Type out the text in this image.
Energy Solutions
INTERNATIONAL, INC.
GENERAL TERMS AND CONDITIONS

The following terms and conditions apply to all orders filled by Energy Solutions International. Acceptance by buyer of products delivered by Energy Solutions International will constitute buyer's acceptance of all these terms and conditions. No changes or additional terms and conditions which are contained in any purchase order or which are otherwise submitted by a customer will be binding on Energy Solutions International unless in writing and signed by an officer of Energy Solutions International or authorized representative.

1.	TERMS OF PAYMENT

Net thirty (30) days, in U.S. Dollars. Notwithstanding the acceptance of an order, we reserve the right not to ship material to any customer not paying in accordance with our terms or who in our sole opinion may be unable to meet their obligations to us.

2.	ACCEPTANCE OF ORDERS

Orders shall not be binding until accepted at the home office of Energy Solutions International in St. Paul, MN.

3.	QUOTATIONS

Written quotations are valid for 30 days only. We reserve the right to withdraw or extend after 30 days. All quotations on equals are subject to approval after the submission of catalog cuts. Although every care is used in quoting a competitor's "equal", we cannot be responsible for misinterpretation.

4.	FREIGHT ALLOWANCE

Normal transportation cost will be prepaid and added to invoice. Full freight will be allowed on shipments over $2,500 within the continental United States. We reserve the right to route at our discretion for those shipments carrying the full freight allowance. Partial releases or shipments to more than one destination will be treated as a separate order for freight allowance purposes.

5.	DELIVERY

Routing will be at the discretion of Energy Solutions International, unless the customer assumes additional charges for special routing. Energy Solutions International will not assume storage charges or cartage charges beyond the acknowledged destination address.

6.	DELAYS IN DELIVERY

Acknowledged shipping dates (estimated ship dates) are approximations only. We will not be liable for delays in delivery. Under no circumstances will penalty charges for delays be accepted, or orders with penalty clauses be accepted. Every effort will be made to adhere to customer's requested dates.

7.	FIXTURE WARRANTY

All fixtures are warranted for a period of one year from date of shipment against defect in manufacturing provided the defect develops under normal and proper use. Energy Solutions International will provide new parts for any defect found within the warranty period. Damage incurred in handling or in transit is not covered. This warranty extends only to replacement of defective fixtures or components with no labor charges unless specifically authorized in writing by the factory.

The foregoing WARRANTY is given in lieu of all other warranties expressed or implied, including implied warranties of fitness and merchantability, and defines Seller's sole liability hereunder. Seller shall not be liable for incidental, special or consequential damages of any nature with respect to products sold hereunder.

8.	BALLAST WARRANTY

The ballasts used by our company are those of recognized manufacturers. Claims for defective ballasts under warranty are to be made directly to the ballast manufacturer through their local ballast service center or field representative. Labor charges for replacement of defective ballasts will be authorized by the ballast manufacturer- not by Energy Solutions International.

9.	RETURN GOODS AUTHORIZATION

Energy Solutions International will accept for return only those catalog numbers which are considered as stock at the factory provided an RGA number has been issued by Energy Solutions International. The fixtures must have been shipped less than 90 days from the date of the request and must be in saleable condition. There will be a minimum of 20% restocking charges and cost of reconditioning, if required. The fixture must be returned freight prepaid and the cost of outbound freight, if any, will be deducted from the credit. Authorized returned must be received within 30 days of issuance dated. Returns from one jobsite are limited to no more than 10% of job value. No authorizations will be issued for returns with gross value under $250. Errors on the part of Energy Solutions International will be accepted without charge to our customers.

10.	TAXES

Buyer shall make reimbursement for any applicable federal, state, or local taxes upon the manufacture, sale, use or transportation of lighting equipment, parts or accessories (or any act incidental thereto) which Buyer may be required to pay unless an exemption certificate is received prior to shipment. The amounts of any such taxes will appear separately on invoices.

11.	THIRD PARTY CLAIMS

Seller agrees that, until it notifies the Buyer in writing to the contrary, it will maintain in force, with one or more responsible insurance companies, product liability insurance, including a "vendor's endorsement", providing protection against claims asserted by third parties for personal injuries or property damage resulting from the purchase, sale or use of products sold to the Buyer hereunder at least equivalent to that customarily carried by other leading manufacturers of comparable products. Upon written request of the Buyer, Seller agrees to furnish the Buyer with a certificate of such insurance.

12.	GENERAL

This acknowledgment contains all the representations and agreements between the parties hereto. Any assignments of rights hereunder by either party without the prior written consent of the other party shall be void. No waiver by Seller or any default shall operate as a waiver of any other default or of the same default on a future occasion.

== What you need to do ==
Extract every line above exactly as it stands.

== Answer to this task ==
Type out the text in this image.
Energy Solutions
INTERNATIONAL, INC.
GENERAL TERMS AND CONDITIONS

The following terms and conditions apply to all orders filled by Energy Solutions International. Acceptance by buyer of products delivered by Energy Solutions International will constitute buyer's acceptance of all these terms and conditions. No changes or additional terms and conditions which are contained in any purchase order or which are otherwise submitted by a customer will be binding on Energy Solutions International unless in writing and signed by an officer of Energy Solutions International or authorized representative.

1.	TERMS OF PAYMENT

Net thirty (30) days, in U.S. Dollars. Notwithstanding the acceptance of an order, we reserve the right not to ship material to any customer not paying in accordance with our terms or who in our sole opinion may be unable to meet their obligations to us.

2.	ACCEPTANCE OF ORDERS

Orders shall not be binding until accepted at the home office of Energy Solutions International in St. Paul, MN.

3.	QUOTATIONS

Written quotations are valid for 30 days only. We reserve the right to withdraw or extend after 30 days. All quotations on equals are subject to approval after the submission of catalog cuts. Although every care is used in quoting a competitor's "equal", we cannot be responsible for misinterpretation.

4.	FREIGHT ALLOWANCE

Normal transportation cost will be prepaid and added to invoice. Full freight will be allowed on shipments over $2,500 within the continental United States. We reserve the right to route at our discretion for those shipments carrying the full freight allowance. Partial releases or shipments to more than one destination will be treated as a separate order for freight allowance purposes.

5.	DELIVERY

Routing will be at the discretion of Energy Solutions International, unless the customer assumes additional charges for special routing. Energy Solutions International will not assume storage charges or cartage charges beyond the acknowledged destination address.

6.	DELAYS IN DELIVERY

Acknowledged shipping dates (estimated ship dates) are approximations only. We will not be liable for delays in delivery. Under no circumstances will penalty charges for delays be accepted, or orders with penalty clauses be accepted. Every effort will be made to adhere to customer's requested dates.

7.	FIXTURE WARRANTY

All fixtures are warranted for a period of one year from date of shipment against defect in manufacturing provided the defect develops under normal and proper use. Energy Solutions International will provide new parts for any defect found within the warranty period. Damage incurred in handling or in transit is not covered. This warranty extends only to replacement of defective fixtures or components with no labor charges unless specifically authorized in writing by the factory.

The foregoing WARRANTY is given in lieu of all other warranties expressed or implied, including implied warranties of fitness and merchantability, and defines Seller's sole liability hereunder. Seller shall not be liable for incidental, special or consequential damages of any nature with respect to products sold hereunder.

8.	BALLAST WARRANTY

The ballasts used by our company are those of recognized manufacturers. Claims for defective ballasts under warranty are to be made directly to the ballast manufacturer through their local ballast service center or field representative. Labor charges for replacement of defective ballasts will be authorized by the ballast manufacturer- not by Energy Solutions International.

9.	RETURN GOODS AUTHORIZATION

Energy Solutions International will accept for return only those catalog numbers which are considered as stock at the factory provided an RGA number has been issued by Energy Solutions International. The fixtures must have been shipped less than 90 days from the date of the request and must be in saleable condition. There will be a minimum of 20% restocking charges and cost of reconditioning, if required. The fixture must be returned freight prepaid and the cost of outbound freight, if any, will be deducted from the credit. Authorized returned must be received within 30 days of issuance dated. Returns from one jobsite are limited to no more than 10% of job value. No authorizations will be issued for returns with gross value under $250. Errors on the part of Energy Solutions International will be accepted without charge to our customers.

10.	TAXES

Buyer shall make reimbursement for any applicable federal, state, or local taxes upon the manufacture, sale, use or transportation of lighting equipment, parts or accessories (or any act incidental thereto) which Buyer may be required to pay unless an exemption certificate is received prior to shipment. The amounts of any such taxes will appear separately on invoices.

11.	THIRD PARTY CLAIMS

Seller agrees that, until it notifies the Buyer in writing to the contrary, it will maintain in force, with one or more responsible insurance companies, product liability insurance, including a "vendor's endorsement", providing protection against claims asserted by third parties for personal injuries or property damage resulting from the purchase, sale or use of products sold to the Buyer hereunder at least equivalent to that customarily carried by other leading manufacturers of comparable products. Upon written request of the Buyer, Seller agrees to furnish the Buyer with a certificate of such insurance.

12.	GENERAL

This acknowledgment contains all the representations and agreements between the parties hereto. Any assignments of rights hereunder by either party without the prior written consent of the other party shall be void. No waiver by Seller or any default shall operate as a waiver of any other default or of the same default on a future occasion.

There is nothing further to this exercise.